--- Records shown ---
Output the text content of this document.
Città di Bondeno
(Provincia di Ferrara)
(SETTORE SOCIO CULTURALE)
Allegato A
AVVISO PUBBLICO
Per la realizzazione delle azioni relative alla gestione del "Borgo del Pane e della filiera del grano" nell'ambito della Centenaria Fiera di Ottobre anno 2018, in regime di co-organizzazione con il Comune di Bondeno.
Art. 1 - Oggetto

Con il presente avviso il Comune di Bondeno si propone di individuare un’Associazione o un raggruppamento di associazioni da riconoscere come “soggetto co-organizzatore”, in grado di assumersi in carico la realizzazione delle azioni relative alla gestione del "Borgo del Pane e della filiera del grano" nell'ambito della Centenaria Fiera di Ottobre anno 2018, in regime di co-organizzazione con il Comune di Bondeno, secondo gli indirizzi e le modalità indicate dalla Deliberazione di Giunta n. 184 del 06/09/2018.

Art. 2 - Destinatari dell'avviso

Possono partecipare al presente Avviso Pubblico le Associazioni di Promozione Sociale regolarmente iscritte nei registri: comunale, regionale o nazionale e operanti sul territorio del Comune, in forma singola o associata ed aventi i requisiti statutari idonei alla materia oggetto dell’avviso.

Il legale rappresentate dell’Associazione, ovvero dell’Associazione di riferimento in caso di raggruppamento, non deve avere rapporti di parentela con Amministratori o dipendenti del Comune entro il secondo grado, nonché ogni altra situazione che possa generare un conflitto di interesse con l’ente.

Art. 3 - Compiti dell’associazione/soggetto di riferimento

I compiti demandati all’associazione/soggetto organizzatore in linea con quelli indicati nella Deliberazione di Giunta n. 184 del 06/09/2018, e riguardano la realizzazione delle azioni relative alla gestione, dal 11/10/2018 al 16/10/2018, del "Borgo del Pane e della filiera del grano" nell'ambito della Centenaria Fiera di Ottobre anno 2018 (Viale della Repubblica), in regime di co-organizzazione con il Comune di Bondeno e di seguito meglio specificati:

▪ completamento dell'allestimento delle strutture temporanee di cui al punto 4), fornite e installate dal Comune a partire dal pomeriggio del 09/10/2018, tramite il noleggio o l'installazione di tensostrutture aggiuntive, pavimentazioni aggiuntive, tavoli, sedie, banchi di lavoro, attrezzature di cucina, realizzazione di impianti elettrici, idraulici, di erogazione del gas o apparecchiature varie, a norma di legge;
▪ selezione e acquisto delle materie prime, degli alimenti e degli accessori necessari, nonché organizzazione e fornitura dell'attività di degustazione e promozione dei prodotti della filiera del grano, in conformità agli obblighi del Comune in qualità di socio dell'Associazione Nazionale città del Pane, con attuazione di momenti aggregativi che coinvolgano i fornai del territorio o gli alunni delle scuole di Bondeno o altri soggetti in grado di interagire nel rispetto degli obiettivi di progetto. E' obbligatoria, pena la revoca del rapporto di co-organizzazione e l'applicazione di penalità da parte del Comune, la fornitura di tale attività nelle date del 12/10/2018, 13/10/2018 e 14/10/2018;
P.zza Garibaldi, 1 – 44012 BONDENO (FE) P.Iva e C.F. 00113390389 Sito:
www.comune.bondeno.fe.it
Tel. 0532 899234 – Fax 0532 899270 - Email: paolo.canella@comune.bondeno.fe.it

--- The exercise ---
Copy all the lines above that hold the string "riferimento".

--- Exercise answer ---
Il legale rappresentate dell’Associazione, ovvero dell’Associazione di riferimento in caso di raggruppamento, non deve avere rapporti di parentela con Amministratori o dipendenti del Comune entro il secondo grado, nonché ogni altra situazione che possa generare un conflitto di interesse con l’ente.
Art. 3 - Compiti dell’associazione/soggetto di riferimento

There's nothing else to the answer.